▸ STATED EXERCISE: Repeat all entries exactly.

▸ STORED ROWS:
'''

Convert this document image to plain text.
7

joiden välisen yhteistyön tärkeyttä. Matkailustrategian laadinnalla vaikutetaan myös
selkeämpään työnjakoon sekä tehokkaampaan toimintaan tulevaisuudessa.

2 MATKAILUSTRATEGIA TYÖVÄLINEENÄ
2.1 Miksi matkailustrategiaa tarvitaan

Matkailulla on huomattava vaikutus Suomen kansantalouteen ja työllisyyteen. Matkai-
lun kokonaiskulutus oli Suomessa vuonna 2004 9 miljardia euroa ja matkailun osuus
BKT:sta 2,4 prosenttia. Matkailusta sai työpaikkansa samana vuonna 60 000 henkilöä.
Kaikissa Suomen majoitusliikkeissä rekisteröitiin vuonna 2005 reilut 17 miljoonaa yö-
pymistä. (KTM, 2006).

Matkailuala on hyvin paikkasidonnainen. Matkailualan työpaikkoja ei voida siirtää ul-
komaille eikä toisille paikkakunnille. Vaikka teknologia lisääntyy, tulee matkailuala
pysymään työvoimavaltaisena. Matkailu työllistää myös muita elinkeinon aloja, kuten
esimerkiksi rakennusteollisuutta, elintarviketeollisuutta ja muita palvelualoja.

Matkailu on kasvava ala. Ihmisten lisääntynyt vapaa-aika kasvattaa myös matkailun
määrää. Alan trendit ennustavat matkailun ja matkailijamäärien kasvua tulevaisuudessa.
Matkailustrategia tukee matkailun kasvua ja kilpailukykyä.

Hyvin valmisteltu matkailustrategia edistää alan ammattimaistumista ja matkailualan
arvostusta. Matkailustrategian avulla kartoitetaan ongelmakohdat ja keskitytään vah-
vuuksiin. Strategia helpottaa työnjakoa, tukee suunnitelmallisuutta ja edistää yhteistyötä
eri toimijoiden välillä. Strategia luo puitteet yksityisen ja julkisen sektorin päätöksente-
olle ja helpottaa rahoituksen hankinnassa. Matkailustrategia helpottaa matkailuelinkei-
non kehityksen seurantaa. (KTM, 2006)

'''

▸ CORRECT ANSWER:
Convert this document image to plain text.
7

joiden välisen yhteistyön tärkeyttä. Matkailustrategian laadinnalla vaikutetaan myös
selkeämpään työnjakoon sekä tehokkaampaan toimintaan tulevaisuudessa.

2 MATKAILUSTRATEGIA TYÖVÄLINEENÄ
2.1 Miksi matkailustrategiaa tarvitaan

Matkailulla on huomattava vaikutus Suomen kansantalouteen ja työllisyyteen. Matkai-
lun kokonaiskulutus oli Suomessa vuonna 2004 9 miljardia euroa ja matkailun osuus
BKT:sta 2,4 prosenttia. Matkailusta sai työpaikkansa samana vuonna 60 000 henkilöä.
Kaikissa Suomen majoitusliikkeissä rekisteröitiin vuonna 2005 reilut 17 miljoonaa yö-
pymistä. (KTM, 2006).

Matkailuala on hyvin paikkasidonnainen. Matkailualan työpaikkoja ei voida siirtää ul-
komaille eikä toisille paikkakunnille. Vaikka teknologia lisääntyy, tulee matkailuala
pysymään työvoimavaltaisena. Matkailu työllistää myös muita elinkeinon aloja, kuten
esimerkiksi rakennusteollisuutta, elintarviketeollisuutta ja muita palvelualoja.

Matkailu on kasvava ala. Ihmisten lisääntynyt vapaa-aika kasvattaa myös matkailun
määrää. Alan trendit ennustavat matkailun ja matkailijamäärien kasvua tulevaisuudessa.
Matkailustrategia tukee matkailun kasvua ja kilpailukykyä.

Hyvin valmisteltu matkailustrategia edistää alan ammattimaistumista ja matkailualan
arvostusta. Matkailustrategian avulla kartoitetaan ongelmakohdat ja keskitytään vah-
vuuksiin. Strategia helpottaa työnjakoa, tukee suunnitelmallisuutta ja edistää yhteistyötä
eri toimijoiden välillä. Strategia luo puitteet yksityisen ja julkisen sektorin päätöksente-
olle ja helpottaa rahoituksen hankinnassa. Matkailustrategia helpottaa matkailuelinkei-
non kehityksen seurantaa. (KTM, 2006)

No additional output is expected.